**Stated problem:** Copy out each line of the data that holds the word "author".
************
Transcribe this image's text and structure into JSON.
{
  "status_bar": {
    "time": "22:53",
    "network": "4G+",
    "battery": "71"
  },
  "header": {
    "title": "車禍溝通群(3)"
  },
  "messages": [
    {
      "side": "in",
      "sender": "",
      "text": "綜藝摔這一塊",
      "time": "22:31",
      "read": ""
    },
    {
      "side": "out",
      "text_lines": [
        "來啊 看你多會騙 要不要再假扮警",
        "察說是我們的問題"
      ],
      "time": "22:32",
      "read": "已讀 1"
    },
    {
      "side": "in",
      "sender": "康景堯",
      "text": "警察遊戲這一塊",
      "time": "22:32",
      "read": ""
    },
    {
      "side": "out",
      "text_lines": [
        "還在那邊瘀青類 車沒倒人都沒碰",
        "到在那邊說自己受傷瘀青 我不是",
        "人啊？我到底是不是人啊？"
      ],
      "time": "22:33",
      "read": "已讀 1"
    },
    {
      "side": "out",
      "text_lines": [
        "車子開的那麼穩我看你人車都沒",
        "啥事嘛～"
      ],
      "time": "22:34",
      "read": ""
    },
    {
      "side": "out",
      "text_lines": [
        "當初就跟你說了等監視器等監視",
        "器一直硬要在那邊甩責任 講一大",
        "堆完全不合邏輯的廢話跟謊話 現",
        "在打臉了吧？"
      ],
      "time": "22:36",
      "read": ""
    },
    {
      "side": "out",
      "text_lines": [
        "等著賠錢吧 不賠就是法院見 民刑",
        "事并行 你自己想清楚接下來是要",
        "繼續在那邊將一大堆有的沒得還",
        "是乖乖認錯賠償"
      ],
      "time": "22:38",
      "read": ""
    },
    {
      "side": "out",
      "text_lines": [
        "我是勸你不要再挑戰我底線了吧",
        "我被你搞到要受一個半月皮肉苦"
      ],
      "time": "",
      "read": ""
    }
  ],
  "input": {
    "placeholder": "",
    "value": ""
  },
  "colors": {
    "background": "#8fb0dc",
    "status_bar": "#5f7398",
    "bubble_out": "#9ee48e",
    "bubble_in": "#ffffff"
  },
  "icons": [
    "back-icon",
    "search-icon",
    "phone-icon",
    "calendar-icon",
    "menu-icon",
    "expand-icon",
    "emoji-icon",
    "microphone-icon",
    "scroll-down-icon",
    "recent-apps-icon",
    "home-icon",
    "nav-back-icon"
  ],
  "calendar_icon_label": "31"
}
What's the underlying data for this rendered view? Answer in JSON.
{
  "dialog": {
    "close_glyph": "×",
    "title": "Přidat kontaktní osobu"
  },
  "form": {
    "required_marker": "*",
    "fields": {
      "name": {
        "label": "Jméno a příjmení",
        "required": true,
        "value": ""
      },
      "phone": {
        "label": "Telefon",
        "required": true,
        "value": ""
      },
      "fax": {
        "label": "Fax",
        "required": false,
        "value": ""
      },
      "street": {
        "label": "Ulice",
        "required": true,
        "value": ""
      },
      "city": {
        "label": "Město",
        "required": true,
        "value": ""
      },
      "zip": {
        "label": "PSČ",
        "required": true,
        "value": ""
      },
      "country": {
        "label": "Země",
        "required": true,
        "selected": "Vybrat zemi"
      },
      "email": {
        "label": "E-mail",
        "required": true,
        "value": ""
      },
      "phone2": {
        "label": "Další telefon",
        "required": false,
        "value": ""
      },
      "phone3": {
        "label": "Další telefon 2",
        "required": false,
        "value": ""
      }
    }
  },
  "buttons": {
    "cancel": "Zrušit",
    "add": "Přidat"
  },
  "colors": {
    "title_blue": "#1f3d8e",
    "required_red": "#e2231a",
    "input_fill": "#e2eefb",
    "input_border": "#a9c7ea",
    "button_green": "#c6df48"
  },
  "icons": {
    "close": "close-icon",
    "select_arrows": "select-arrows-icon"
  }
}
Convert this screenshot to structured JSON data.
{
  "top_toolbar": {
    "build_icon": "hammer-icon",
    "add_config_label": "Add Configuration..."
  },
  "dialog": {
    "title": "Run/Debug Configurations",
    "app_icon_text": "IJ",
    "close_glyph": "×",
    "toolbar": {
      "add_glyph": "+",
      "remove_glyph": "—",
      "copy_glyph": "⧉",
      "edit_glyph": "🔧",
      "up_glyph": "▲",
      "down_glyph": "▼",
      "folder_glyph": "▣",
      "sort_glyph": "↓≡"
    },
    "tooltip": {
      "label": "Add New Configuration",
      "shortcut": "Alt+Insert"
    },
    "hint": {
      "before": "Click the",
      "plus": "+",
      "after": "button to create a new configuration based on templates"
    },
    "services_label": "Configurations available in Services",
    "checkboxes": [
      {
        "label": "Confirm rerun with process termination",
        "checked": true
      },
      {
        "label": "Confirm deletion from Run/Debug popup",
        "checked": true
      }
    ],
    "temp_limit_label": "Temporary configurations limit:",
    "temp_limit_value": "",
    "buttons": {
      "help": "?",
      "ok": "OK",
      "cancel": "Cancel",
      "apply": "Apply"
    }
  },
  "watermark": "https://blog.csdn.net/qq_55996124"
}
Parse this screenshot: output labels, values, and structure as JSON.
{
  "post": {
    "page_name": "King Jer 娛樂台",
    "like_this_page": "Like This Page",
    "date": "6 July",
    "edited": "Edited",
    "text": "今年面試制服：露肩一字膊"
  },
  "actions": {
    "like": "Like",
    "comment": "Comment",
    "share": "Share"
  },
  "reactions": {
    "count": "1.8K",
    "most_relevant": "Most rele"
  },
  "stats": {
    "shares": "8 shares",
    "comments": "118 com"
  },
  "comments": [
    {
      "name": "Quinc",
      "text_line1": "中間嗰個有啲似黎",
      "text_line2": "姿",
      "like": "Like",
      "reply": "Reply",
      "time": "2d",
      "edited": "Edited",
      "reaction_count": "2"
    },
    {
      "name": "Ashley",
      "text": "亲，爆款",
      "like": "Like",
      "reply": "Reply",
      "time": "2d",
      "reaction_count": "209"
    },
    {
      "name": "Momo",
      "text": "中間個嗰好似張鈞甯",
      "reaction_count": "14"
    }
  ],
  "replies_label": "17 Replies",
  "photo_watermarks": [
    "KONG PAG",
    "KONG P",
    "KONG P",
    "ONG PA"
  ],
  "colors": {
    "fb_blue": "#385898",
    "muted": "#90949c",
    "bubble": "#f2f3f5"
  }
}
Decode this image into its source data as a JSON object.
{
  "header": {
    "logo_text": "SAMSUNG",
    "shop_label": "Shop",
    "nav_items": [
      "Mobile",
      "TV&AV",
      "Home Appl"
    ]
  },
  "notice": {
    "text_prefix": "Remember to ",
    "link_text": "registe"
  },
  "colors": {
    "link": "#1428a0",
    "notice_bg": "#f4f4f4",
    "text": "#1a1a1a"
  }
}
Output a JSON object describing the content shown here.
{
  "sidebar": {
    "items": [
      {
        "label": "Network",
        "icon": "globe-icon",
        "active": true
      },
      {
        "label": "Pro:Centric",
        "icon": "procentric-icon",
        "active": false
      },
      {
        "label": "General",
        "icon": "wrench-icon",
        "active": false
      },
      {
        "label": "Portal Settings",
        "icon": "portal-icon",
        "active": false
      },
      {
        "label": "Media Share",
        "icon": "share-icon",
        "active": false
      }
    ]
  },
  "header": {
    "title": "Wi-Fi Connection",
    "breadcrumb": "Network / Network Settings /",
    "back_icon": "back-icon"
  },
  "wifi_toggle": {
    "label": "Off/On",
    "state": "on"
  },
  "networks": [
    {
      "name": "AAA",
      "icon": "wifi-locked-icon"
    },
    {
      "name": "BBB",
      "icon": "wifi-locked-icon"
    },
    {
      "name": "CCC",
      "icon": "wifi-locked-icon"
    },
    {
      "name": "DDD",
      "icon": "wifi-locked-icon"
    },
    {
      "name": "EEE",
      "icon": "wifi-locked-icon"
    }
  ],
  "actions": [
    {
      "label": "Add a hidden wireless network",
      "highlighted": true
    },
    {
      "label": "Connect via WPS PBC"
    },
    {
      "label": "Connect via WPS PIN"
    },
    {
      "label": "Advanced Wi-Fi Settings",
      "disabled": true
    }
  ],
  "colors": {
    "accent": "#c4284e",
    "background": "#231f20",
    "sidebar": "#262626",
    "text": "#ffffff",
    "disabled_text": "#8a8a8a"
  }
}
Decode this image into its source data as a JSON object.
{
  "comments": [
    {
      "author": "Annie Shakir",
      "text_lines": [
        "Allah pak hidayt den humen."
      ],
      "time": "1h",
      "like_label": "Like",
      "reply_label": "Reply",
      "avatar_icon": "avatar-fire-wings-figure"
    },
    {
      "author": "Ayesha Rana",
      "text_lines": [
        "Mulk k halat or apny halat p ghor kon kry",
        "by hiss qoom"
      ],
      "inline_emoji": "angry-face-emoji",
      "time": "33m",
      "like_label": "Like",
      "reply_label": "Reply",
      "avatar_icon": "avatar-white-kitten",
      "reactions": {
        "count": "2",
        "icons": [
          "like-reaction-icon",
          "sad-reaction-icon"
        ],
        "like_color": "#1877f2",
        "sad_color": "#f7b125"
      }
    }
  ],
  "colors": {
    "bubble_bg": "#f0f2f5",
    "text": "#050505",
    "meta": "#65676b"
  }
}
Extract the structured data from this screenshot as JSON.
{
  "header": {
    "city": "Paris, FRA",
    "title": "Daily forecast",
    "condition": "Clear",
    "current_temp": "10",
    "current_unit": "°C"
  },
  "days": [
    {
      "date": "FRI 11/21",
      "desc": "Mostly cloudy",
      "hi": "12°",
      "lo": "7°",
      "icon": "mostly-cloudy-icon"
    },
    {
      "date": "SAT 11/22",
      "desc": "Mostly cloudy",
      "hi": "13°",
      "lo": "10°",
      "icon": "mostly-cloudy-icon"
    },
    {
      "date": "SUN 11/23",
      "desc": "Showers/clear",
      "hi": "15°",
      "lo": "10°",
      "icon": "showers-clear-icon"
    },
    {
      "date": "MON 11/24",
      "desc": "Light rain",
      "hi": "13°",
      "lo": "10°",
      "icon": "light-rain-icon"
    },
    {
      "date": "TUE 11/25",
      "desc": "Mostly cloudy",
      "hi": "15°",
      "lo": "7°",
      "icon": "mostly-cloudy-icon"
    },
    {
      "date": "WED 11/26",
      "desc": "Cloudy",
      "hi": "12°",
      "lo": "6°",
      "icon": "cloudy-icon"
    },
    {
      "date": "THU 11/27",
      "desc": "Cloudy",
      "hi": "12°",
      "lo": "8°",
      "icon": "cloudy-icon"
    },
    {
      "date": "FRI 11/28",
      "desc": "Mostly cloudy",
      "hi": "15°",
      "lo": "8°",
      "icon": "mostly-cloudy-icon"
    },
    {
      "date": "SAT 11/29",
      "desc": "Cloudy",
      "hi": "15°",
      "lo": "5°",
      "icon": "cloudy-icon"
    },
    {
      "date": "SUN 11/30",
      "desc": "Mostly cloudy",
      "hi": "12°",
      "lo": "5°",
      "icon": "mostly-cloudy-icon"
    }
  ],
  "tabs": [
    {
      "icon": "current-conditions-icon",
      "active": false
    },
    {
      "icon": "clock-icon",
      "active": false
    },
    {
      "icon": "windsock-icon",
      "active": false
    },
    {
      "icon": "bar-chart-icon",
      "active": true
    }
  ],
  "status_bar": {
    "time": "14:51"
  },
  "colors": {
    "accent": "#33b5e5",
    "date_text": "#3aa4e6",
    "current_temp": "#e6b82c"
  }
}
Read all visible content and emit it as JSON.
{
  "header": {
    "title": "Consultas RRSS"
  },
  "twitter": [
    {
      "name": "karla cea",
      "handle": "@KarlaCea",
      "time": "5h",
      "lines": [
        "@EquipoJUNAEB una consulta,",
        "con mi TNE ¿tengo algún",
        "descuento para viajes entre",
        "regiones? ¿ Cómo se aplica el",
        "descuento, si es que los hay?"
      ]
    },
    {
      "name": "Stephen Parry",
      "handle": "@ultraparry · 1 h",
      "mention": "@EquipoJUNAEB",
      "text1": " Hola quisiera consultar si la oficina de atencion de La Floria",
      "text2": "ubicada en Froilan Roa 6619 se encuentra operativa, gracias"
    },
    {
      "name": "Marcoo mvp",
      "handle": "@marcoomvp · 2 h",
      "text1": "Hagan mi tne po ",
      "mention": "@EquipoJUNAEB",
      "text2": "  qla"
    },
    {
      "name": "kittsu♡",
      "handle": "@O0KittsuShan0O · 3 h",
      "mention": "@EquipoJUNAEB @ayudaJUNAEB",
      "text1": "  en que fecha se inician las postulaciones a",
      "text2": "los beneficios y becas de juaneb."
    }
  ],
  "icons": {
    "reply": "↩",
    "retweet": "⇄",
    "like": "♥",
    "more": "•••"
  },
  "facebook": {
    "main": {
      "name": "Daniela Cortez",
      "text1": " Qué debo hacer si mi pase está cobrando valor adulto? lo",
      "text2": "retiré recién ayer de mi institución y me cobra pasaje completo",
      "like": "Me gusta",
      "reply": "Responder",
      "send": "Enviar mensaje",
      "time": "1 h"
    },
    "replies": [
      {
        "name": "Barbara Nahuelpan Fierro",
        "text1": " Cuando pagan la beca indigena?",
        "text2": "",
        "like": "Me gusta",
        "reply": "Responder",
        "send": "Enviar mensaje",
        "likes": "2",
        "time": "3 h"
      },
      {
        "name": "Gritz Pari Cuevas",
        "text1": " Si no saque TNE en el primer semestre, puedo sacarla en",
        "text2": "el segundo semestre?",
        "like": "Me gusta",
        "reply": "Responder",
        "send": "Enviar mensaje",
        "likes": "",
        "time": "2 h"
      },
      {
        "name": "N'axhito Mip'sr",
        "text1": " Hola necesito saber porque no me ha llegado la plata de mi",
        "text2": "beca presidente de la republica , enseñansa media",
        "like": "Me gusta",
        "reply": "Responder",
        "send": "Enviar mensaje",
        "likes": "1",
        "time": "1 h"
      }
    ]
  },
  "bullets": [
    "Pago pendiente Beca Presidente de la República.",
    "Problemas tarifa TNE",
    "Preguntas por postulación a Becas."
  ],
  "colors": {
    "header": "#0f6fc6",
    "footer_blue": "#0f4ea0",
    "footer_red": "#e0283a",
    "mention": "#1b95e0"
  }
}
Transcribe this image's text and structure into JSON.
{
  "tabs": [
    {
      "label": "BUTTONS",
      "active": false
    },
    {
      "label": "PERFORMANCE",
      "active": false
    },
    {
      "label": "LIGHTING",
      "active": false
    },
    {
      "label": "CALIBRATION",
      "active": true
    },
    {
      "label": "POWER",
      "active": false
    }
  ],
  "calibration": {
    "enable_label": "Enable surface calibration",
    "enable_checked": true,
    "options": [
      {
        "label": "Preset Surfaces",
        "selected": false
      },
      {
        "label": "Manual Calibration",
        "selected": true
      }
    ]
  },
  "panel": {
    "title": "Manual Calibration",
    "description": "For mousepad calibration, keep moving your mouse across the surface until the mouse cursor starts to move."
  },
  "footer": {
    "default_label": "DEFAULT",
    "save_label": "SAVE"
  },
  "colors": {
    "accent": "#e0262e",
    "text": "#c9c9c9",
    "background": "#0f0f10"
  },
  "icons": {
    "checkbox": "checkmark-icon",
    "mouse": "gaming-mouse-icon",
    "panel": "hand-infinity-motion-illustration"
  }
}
************
**Written response:**
      "author": "Annie Shakir",
      "author": "Ayesha Rana",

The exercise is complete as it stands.